WORK TO DO: From the entries that follow, gather each line holding the word "有力的论证了".

DATA SHOWN:
>> START

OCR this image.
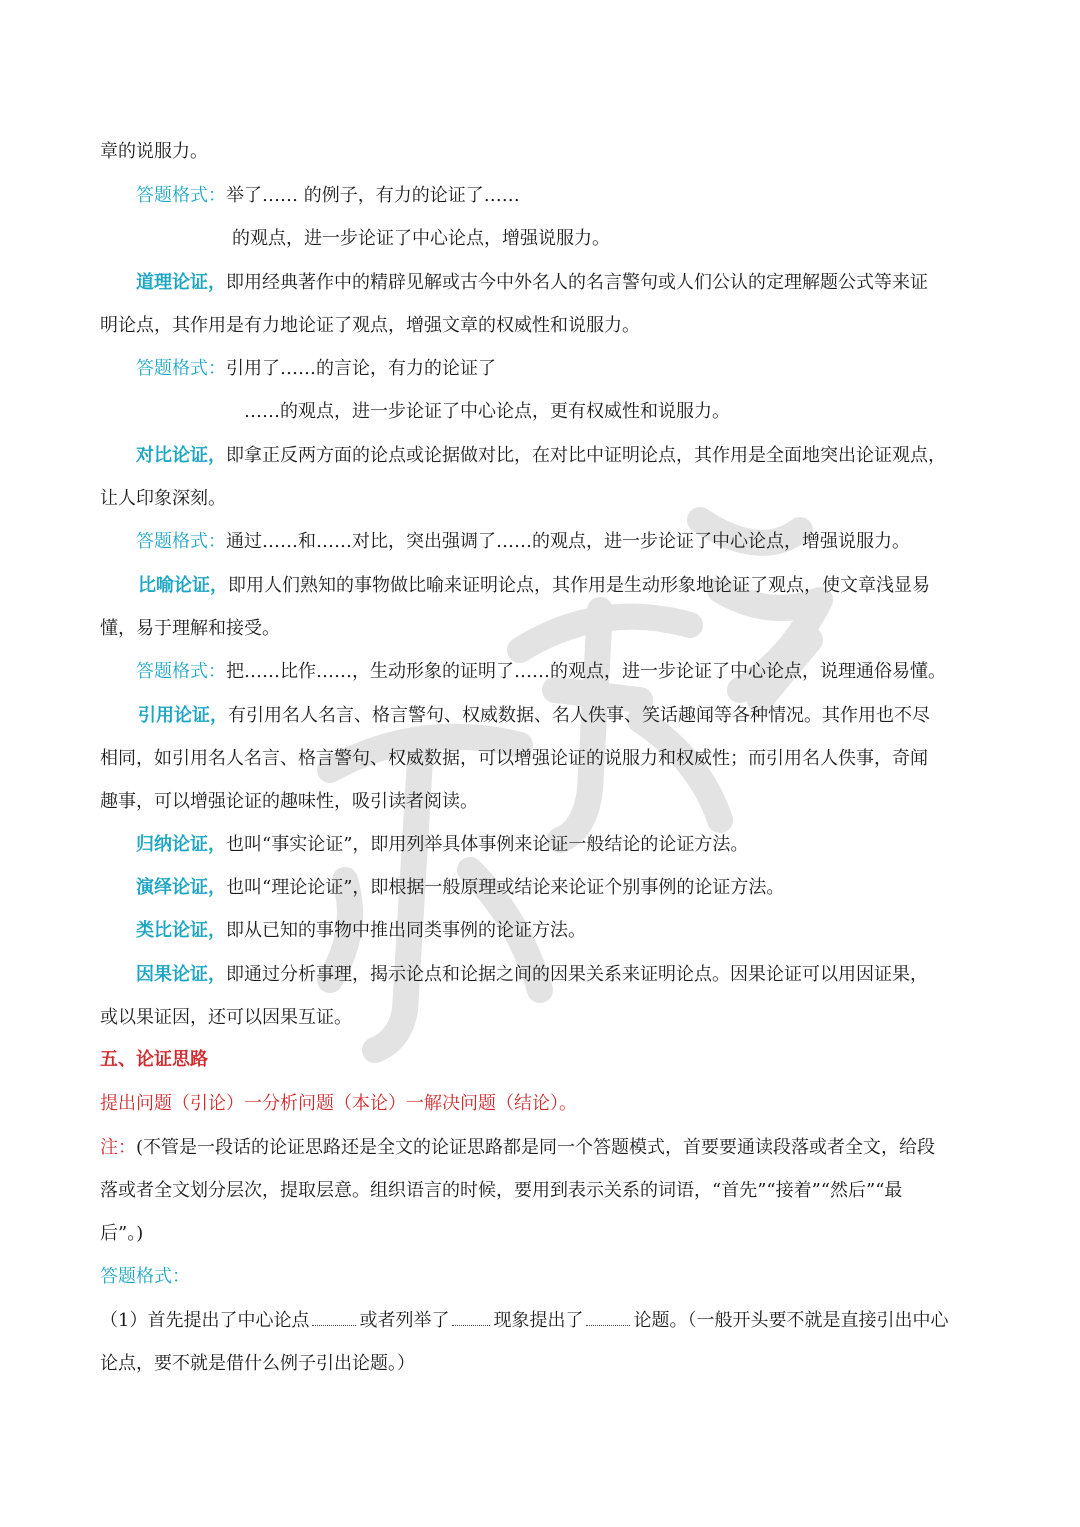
章的说服力。
答题格式：举了…… 的例子，有力的论证了……
的观点，进一步论证了中心论点，增强说服力。
道理论证，即用经典著作中的精辟见解或古今中外名人的名言警句或人们公认的定理解题公式等来证
明论点，其作用是有力地论证了观点，增强文章的权威性和说服力。
答题格式：引用了……的言论，有力的论证了
……的观点，进一步论证了中心论点，更有权威性和说服力。
对比论证，即拿正反两方面的论点或论据做对比，在对比中证明论点，其作用是全面地突出论证观点，
让人印象深刻。
答题格式：通过……和……对比，突出强调了……的观点，进一步论证了中心论点，增强说服力。
比喻论证，即用人们熟知的事物做比喻来证明论点，其作用是生动形象地论证了观点，使文章浅显易
懂，易于理解和接受。
答题格式：把……比作……，生动形象的证明了……的观点，进一步论证了中心论点，说理通俗易懂。
引用论证，有引用名人名言、格言警句、权威数据、名人佚事、笑话趣闻等各种情况。其作用也不尽
相同，如引用名人名言、格言警句、权威数据，可以增强论证的说服力和权威性；而引用名人佚事，奇闻
趣事，可以增强论证的趣味性，吸引读者阅读。
归纳论证，也叫“事实论证”，即用列举具体事例来论证一般结论的论证方法。
演绎论证，也叫“理论论证”，即根据一般原理或结论来论证个别事例的论证方法。
类比论证，即从已知的事物中推出同类事例的论证方法。
因果论证，即通过分析事理，揭示论点和论据之间的因果关系来证明论点。因果论证可以用因证果，
或以果证因，还可以因果互证。
五、论证思路
提出问题（引论）一分析问题（本论）一解决问题（结论）。
注：(不管是一段话的论证思路还是全文的论证思路都是同一个答题模式，首要要通读段落或者全文，给段
落或者全文划分层次，提取层意。组织语言的时候，要用到表示关系的词语，“首先”“接着”“然后”“最
后”。)
答题格式：
（1）首先提出了中心论点	或者列举了 现象提出了	论题。（一般开头要不就是直接引出中心
论点，要不就是借什么例子引出论题。）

>> END

ANSWER TO THE PROBLEM:
答题格式：举了…… 的例子，有力的论证了……
答题格式：引用了……的言论，有力的论证了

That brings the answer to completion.